- _GIVEN ENTRIES_:
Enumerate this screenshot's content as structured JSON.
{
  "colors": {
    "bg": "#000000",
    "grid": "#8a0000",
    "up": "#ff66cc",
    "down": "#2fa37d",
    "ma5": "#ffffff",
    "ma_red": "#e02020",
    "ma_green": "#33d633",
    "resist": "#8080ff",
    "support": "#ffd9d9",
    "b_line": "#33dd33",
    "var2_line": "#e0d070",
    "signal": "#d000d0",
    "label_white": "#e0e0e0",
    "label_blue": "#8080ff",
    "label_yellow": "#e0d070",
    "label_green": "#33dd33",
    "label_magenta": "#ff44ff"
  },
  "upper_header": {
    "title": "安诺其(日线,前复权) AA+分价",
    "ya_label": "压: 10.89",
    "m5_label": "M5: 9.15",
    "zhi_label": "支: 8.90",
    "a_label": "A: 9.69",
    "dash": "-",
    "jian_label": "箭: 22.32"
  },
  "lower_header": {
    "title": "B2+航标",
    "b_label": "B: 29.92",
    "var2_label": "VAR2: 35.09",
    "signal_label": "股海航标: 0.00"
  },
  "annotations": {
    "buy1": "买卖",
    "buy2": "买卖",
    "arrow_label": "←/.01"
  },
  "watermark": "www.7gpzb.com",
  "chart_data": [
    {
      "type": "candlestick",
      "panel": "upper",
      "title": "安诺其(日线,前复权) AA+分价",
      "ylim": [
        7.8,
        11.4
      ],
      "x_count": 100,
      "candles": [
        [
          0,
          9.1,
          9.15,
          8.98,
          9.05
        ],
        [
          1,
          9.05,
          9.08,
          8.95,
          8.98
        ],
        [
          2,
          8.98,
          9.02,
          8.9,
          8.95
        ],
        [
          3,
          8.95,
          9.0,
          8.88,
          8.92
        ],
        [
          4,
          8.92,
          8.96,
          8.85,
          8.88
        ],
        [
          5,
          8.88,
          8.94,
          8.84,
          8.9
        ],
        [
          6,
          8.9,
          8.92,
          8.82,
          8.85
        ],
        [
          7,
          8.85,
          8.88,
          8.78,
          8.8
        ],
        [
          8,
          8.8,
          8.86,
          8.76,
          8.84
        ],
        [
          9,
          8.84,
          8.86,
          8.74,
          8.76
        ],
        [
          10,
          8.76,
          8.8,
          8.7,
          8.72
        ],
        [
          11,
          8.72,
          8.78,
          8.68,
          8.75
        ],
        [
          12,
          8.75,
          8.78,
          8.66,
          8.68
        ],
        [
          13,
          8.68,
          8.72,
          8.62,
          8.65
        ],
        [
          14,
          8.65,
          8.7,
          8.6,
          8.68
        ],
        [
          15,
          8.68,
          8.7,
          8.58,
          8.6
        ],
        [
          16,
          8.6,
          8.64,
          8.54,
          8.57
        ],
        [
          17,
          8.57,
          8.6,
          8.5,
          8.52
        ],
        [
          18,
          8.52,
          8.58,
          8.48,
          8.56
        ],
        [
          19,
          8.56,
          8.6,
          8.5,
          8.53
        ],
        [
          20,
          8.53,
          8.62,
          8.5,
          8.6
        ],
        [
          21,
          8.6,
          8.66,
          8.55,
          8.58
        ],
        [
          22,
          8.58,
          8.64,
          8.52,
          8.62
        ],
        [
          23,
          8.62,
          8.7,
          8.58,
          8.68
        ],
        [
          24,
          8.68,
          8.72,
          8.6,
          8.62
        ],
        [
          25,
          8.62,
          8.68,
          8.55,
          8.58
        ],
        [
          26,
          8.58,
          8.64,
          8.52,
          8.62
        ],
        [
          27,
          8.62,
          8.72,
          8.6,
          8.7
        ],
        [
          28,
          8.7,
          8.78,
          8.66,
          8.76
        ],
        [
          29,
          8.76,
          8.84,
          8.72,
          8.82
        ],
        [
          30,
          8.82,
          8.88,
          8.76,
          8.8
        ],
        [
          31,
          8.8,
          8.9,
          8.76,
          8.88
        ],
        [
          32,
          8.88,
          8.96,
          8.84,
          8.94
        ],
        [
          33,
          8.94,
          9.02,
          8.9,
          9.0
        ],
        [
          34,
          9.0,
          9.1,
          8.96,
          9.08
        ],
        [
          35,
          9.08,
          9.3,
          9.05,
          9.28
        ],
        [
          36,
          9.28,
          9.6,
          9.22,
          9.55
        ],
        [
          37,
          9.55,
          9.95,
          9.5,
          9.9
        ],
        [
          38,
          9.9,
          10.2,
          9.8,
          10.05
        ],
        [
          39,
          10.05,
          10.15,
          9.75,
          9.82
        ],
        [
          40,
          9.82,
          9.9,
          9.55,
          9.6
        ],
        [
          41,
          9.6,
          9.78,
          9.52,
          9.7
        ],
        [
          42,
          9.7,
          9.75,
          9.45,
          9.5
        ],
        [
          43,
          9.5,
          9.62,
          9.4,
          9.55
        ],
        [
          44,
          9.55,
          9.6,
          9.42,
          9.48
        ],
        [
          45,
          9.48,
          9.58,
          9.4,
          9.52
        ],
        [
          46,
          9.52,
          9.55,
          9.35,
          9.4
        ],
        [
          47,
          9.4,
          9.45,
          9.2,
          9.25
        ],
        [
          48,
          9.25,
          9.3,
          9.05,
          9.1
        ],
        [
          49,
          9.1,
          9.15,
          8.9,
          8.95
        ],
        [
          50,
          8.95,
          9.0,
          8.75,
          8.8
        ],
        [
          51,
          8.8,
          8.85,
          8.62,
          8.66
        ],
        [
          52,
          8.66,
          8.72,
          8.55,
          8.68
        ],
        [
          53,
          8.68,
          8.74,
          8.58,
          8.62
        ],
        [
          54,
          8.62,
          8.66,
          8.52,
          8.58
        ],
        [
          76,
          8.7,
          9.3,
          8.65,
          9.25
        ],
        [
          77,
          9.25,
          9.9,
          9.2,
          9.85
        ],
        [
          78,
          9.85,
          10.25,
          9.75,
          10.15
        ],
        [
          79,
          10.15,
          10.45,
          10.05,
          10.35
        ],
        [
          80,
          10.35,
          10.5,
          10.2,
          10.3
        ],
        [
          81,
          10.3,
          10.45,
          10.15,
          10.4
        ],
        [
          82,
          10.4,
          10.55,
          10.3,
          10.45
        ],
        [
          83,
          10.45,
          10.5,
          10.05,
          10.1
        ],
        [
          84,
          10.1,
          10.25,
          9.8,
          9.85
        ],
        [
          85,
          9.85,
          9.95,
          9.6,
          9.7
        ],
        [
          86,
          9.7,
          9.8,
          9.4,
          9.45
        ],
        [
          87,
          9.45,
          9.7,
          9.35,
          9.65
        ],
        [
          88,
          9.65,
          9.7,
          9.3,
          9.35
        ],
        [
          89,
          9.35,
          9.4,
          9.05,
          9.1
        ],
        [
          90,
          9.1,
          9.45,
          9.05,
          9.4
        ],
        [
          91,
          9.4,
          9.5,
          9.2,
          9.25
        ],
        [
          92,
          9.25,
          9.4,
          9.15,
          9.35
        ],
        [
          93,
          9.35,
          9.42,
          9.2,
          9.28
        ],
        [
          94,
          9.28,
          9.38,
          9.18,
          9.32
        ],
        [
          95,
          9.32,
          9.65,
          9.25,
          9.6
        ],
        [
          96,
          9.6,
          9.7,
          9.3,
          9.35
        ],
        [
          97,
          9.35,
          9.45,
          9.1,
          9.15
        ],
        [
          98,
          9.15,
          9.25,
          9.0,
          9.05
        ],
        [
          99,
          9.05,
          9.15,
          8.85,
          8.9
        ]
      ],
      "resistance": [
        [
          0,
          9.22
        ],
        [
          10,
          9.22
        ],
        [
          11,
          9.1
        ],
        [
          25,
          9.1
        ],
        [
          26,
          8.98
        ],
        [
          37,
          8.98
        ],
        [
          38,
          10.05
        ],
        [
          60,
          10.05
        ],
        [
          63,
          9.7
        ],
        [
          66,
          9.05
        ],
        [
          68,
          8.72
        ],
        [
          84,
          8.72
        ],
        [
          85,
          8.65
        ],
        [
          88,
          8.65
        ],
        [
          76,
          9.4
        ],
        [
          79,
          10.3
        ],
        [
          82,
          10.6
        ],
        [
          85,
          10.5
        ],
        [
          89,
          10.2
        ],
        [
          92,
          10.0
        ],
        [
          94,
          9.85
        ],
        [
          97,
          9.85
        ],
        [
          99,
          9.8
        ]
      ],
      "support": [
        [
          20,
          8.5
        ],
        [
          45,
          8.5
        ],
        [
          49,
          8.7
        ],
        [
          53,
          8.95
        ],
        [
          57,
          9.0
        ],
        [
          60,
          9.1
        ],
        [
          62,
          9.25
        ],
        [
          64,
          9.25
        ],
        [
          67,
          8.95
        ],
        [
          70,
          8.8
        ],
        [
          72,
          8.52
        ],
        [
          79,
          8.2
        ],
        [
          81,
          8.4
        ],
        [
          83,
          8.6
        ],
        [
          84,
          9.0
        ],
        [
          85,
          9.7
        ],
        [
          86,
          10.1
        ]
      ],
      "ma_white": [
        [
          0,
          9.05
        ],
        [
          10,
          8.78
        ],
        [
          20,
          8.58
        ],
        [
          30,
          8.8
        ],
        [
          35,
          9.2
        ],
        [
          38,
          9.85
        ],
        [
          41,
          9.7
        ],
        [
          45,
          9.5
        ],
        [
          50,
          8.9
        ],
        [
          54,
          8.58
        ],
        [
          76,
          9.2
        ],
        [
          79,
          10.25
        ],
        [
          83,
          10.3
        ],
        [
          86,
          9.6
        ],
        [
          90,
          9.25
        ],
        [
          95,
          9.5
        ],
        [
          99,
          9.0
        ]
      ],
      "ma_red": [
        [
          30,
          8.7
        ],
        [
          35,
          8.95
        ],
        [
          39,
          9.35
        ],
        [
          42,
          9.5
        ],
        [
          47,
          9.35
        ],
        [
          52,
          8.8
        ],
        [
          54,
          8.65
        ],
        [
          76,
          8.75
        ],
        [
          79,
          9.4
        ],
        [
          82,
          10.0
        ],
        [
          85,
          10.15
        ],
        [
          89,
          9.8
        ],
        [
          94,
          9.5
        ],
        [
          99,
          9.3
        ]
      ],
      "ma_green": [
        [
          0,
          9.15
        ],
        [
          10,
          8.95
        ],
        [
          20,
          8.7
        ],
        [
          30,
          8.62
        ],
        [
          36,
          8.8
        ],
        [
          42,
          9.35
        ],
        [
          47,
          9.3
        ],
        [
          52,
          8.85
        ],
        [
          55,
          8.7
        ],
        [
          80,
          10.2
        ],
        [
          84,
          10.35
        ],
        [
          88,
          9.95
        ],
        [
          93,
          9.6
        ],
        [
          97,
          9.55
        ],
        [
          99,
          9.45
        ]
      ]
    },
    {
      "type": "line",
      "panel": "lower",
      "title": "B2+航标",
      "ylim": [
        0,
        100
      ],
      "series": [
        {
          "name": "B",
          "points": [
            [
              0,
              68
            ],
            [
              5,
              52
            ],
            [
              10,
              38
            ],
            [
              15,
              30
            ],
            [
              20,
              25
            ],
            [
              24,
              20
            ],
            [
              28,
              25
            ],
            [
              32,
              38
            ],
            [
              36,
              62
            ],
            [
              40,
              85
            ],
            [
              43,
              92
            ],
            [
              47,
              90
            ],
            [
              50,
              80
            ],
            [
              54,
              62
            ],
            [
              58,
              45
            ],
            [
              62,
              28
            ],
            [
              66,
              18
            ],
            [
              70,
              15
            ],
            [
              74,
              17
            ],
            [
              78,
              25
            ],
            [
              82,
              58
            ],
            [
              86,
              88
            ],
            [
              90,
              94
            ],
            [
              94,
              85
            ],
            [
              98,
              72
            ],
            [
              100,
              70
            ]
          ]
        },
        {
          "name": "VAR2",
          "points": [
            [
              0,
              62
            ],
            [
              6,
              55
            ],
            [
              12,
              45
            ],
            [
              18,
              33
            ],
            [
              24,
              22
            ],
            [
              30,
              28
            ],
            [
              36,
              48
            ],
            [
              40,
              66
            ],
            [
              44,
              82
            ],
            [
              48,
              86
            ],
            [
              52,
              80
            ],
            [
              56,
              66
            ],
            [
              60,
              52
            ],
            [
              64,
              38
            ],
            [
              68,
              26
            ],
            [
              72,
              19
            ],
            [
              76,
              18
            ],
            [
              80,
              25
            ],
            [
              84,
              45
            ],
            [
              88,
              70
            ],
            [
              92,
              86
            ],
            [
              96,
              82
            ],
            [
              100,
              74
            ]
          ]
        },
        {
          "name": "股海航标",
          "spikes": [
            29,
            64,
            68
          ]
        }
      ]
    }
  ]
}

- _EXERCISE TASK_:
Gather each line from the listing above that holds "title".

- _RESULT FOR THIS EXERCISE_:
    "title": "安诺其(日线,前复权) AA+分价",
    "title": "B2+航标",
      "title": "安诺其(日线,前复权) AA+分价",
      "title": "B2+航标",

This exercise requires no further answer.